* **Task prompt**:
Leave out the pictures and repeat every record exactly.

* **Provided records**:
::::::::::

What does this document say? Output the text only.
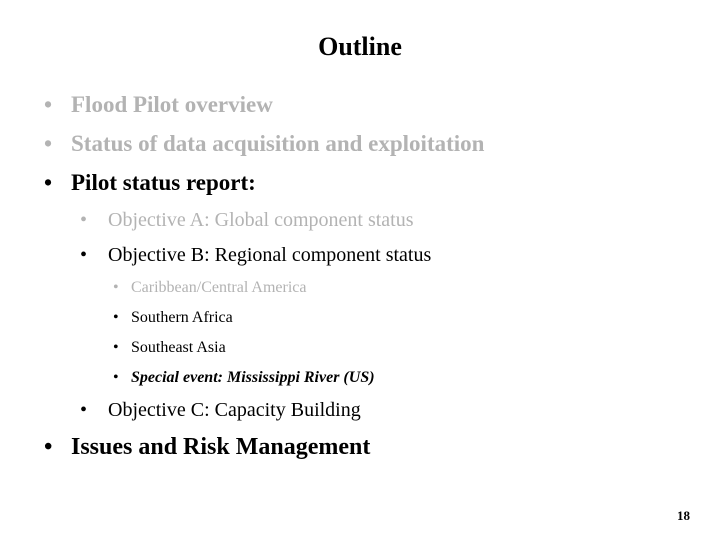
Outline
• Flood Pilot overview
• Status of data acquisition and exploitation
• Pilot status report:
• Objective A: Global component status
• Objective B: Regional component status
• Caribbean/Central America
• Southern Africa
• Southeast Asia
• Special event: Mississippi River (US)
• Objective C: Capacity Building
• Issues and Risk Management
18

::::::::::

* **Output for this task**:
What does this document say? Output the text only.
Outline
• Flood Pilot overview
• Status of data acquisition and exploitation
• Pilot status report:
• Objective A: Global component status
• Objective B: Regional component status
• Caribbean/Central America
• Southern Africa
• Southeast Asia
• Special event: Mississippi River (US)
• Objective C: Capacity Building
• Issues and Risk Management
18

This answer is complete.